_EXERCISE GOAL_:
Transcribe every line exactly and omit anything that is a picture.
## START
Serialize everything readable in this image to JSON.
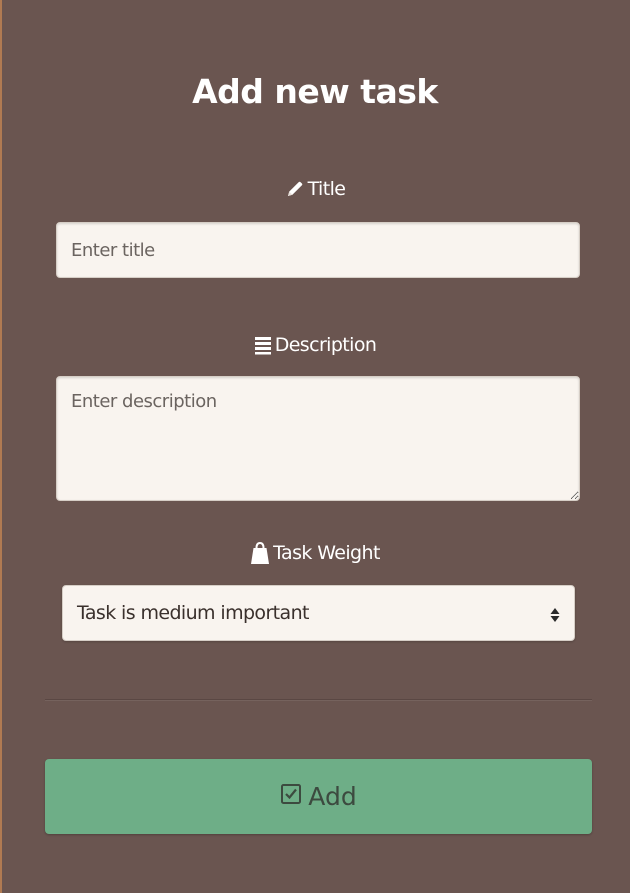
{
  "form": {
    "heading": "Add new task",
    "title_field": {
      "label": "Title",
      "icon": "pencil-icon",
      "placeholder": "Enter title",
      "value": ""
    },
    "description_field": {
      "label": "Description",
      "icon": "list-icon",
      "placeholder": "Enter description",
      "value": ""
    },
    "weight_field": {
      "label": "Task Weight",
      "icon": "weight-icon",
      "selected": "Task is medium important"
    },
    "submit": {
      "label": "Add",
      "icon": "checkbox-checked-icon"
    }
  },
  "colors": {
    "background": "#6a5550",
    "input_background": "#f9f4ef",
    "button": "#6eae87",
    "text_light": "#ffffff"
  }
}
## END
_REPLY_:
Serialize everything readable in this image to JSON.
{
  "form": {
    "heading": "Add new task",
    "title_field": {
      "label": "Title",
      "icon": "pencil-icon",
      "placeholder": "Enter title",
      "value": ""
    },
    "description_field": {
      "label": "Description",
      "icon": "list-icon",
      "placeholder": "Enter description",
      "value": ""
    },
    "weight_field": {
      "label": "Task Weight",
      "icon": "weight-icon",
      "selected": "Task is medium important"
    },
    "submit": {
      "label": "Add",
      "icon": "checkbox-checked-icon"
    }
  },
  "colors": {
    "background": "#6a5550",
    "input_background": "#f9f4ef",
    "button": "#6eae87",
    "text_light": "#ffffff"
  }
}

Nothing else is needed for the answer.